**Selected passage**:

Vaughn describes the stories she finds in The Herald as “homework for journalism students.” It isn’t hard to see why.  

But to say that The Herald is incapable of covering topics students want to hear doesn’t tell the whole story. When the school decided to lower students’ allowance for printing from $75 to $10, The Herald covered the issue. The story struck a particular chord with Whitlow. 

“I’ve definitely talked about it a lot more knowing other people had the same issue,” Whitlow said. The story was about something that students on campus were experiencing, and it made an impact in the way they viewed the situation.  

A different story on a student’s lost service dog again piqued many readers’ interest. Whitlow, O’Connor and Vaughn all read the story and its subsequent updates. When presented with pieces that reflected real experiences on campus, students wanted to read the publication.  

The problem is not that staffers at The Herald are unable to cover what students want to hear, but rather that they aren’t sure of how to do so. Lily Burris, current editor-in-chief for The Herald, isn’t blind to the issue. 

“It’s hard to know what people want to read,” said Burris. Staffers must strike a balance between what their audience wants to read versus what must be covered. There are challenges that exist today that didn’t in 1985 that make finding that middle ground a struggle.   

“We used to be a bigger staff when I was younger, and now we’re a little bit smaller so it’s a part of being realistic,” Burris said. “It’s about finding the balance and being realistic about what can be done at what time.”   

The COVID-19 pandemic has made it not only harder, but more dangerous to connect with students on campus. And according to Burris, photography has become less of a priority because staffers are now more likely to post their best images online before they can be published.  

 Chuck Clark, head of student publications at Western Kentucky University, is also aware that The Herald needs to do a better job at engaging with students.  

“They do need to be more engaged with the student body,” said Clark. Clark believes that Herald staffers can do so as it is an issue that he personally has “gently nudged them to think about”. At the end of the day, however, the real changes will be left up to the students who run The Herald.  

At the beginning of the 2021 school year, Burris announced that The Herald would be dropping its print publication down to once a month. The change came as part of budget cuts and the pandemic, but also with the hope that the stories featured in the paper would be more nuanced and creative.  

The change reflects a trend going on with many newspapers throughout the country. It has the potential to help The Herald adapt to a rapidly changing a world in a way that would reconnect it with its audience.  

“I think once a month could be better because they could focus on the highlights and not so much the unimportant things. I feel like if it’s a weekly they’re just grabbing and searching for things to put in the newspaper,” O’Connor said.  

 The best thing that The Herald could do for its audience might be much simpler: just asking students what they want to read.  

When asked, Whitlow said that she wished that The Herald would cover more stories on organizations on campus. Vaughn wanted to see the addition of a funnies page and topics catered towards student’s majors. O’Connor wanted to know more about things students could do off campus in Bowling Green.  

They all said they were tired of seeing numbers on COVID-19 cases, and while they admitted that they understood their importance, they wished there were less stories on building developments.  

Even in a world plagued by a pandemic and with a staff half the size it used to be Herald staffers have the ability to write the stories students want to hear, so long as they ask.

**Data for analysis**:
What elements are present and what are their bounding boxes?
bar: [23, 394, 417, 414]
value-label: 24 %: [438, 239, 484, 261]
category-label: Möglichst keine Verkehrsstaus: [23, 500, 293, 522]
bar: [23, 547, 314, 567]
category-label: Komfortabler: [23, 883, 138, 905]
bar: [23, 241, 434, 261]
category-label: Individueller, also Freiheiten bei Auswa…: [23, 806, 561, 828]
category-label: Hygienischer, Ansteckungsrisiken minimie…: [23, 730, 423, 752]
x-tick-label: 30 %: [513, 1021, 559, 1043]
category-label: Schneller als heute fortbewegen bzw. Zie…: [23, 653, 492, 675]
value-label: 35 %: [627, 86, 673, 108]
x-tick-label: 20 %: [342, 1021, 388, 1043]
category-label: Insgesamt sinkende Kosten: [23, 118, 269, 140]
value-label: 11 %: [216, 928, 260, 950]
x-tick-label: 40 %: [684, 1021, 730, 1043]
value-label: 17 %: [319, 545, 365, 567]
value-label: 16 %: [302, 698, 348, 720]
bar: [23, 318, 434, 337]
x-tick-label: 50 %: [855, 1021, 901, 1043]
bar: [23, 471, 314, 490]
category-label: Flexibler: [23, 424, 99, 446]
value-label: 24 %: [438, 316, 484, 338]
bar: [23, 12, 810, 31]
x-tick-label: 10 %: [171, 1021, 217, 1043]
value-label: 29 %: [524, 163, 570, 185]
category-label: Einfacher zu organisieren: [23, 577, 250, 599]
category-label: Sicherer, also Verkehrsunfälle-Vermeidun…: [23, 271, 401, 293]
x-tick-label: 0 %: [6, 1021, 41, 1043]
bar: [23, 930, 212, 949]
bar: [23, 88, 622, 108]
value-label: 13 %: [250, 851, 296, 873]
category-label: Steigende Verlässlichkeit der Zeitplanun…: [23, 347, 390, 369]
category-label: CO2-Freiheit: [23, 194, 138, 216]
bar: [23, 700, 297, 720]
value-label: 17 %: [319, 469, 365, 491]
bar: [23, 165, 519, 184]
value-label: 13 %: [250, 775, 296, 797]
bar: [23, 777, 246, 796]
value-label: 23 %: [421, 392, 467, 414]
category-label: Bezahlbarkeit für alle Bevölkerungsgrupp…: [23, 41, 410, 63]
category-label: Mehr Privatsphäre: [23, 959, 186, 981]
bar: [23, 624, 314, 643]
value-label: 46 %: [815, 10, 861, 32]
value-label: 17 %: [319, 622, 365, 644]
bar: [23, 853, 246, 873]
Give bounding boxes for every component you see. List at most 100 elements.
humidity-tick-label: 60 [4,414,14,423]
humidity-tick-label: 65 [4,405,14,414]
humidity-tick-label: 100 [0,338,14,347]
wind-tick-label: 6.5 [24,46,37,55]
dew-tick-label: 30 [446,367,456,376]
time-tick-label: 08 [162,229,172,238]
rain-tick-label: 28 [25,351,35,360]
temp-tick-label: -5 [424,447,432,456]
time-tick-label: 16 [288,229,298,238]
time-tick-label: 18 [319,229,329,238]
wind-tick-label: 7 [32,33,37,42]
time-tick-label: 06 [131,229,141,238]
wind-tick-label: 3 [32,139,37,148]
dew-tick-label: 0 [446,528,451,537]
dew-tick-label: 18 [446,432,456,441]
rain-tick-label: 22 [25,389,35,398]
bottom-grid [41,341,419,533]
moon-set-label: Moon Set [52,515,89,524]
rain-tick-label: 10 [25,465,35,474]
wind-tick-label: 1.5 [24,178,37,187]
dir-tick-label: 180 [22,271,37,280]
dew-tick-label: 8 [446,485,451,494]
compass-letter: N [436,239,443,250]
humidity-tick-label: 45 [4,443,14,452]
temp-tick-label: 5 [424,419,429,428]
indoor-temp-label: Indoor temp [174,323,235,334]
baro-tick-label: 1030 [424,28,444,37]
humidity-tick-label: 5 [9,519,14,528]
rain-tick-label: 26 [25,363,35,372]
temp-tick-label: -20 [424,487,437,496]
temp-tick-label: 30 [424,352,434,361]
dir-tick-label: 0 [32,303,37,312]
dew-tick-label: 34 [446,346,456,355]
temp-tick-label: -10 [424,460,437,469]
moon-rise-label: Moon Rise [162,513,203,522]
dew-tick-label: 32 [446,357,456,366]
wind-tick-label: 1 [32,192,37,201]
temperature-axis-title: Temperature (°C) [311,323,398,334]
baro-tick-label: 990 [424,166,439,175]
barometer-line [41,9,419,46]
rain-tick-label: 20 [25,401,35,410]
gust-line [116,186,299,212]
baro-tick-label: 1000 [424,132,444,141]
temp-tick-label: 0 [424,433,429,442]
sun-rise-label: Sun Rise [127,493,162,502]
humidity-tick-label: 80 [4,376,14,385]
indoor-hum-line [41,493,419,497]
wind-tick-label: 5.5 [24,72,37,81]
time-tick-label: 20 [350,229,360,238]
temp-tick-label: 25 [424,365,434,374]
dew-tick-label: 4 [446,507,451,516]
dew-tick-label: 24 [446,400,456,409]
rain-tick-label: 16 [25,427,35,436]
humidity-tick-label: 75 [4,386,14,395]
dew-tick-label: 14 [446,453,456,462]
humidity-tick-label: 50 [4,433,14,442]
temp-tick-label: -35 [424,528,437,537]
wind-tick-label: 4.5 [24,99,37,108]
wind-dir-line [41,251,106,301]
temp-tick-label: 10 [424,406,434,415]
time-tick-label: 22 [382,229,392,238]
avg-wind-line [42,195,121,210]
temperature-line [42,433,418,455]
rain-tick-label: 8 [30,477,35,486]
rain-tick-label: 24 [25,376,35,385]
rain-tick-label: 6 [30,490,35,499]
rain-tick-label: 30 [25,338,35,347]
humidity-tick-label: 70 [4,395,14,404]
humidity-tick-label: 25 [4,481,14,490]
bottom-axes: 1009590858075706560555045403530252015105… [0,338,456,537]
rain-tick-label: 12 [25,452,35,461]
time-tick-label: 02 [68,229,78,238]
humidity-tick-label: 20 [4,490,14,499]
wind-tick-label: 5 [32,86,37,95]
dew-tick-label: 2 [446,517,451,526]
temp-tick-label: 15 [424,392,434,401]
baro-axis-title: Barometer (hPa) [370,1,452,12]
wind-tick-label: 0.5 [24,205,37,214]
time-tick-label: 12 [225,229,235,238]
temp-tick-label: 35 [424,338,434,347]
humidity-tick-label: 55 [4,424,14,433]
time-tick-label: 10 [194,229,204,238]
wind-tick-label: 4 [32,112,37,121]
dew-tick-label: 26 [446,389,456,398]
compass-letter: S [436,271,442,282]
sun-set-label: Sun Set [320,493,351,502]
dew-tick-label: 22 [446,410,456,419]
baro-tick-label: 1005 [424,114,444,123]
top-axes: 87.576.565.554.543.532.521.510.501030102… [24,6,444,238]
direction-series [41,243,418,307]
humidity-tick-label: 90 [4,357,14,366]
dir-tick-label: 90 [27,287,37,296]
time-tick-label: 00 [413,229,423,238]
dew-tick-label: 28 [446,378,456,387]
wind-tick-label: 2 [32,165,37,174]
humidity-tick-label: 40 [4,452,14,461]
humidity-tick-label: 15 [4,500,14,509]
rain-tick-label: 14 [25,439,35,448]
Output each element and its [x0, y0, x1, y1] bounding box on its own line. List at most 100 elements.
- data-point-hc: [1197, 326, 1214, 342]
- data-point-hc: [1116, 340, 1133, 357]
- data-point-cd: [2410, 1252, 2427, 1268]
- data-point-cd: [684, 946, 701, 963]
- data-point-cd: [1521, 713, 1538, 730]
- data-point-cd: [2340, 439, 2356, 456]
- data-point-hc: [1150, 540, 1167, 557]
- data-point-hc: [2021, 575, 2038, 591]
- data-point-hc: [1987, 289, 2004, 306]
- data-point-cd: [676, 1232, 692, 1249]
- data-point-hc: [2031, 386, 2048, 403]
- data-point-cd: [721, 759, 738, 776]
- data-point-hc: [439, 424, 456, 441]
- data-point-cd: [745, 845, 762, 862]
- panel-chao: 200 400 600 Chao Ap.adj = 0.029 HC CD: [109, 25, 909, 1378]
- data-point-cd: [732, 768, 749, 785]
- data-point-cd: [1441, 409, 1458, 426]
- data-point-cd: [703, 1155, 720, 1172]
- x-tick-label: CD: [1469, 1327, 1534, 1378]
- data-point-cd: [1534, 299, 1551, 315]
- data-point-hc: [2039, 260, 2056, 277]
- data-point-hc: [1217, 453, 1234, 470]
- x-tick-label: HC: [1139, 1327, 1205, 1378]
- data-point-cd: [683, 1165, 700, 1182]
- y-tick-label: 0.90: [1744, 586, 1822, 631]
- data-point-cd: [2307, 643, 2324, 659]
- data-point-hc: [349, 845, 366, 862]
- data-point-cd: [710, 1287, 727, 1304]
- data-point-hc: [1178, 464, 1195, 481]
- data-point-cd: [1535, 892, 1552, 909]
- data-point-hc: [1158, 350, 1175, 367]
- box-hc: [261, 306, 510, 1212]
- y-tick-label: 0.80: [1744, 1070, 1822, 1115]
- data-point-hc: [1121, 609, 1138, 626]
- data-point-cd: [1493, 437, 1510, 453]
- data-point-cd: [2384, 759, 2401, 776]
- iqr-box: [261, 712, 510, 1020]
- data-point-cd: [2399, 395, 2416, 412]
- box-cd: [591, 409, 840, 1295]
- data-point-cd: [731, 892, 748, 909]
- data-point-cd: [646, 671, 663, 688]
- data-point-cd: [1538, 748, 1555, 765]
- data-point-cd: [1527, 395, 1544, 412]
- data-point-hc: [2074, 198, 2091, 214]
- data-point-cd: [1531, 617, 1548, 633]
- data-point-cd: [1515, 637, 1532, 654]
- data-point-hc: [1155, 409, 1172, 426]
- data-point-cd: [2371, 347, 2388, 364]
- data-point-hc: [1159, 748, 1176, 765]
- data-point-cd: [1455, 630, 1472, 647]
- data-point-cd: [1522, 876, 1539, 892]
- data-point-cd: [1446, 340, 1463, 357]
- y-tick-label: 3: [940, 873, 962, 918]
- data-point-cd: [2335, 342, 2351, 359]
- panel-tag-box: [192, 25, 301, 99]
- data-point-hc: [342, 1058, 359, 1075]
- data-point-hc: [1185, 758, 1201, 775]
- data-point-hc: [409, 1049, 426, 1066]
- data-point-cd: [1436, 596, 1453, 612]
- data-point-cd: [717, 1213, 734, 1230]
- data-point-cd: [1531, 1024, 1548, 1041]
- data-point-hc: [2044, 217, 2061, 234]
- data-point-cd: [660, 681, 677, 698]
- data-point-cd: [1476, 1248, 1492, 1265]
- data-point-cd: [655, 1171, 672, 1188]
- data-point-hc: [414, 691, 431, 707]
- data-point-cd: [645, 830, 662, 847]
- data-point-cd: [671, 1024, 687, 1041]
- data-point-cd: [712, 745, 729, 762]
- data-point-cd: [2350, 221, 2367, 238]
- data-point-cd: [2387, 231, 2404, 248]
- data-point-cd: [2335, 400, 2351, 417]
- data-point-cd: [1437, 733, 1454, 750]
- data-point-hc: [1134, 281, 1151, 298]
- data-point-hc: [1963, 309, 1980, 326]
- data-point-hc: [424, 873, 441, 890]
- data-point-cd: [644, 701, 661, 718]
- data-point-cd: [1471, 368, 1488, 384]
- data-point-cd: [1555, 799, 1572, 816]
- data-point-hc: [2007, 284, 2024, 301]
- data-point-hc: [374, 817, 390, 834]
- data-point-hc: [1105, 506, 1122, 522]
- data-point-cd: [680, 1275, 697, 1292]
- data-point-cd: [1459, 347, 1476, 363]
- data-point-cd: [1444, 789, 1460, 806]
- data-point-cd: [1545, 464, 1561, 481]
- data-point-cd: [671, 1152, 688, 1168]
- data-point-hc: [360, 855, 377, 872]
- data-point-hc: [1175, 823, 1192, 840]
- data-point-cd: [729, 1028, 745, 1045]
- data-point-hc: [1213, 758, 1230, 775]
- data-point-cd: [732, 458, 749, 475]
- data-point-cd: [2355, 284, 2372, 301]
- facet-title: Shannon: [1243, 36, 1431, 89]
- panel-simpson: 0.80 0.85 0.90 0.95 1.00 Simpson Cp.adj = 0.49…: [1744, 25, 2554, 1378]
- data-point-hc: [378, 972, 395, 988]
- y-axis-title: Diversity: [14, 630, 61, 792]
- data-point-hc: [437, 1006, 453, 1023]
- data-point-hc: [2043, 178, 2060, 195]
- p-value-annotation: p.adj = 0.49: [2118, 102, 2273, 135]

**Exercises**:
• a. Repeat the stretch of the passage about The Herald from "The problem is" through "ground a struggle.".
• b. Do these statements agree with the passage about The Herald? For each, answer yes or no and quote the words from the passage that decide it. (i) The school cut students' printing allowance from $75 to $10. (ii) Burris announced that the print publication would come out once a week. (iii) Vaughn wished The Herald would cover more stories on campus organizations.

**Expected results**:
• a.
The problem is not that staffers at The Herald are unable to cover what students want to hear, but rather that they aren’t sure of how to do so. Lily Burris, current editor-in-chief for The Herald, isn’t blind to the issue. 

“It’s hard to know what people want to read,” said Burris. Staffers must strike a balance between what their audience wants to read versus what must be covered. There are challenges that exist today that didn’t in 1985 that make finding that middle ground a struggle.

• b.
(i) Yes: "lower students’ allowance for printing from $75 to $10"
(ii) No: "dropping its print publication down to once a month"
(iii) No: "Whitlow said that she wished that The Herald would cover more stories on organizations on campus"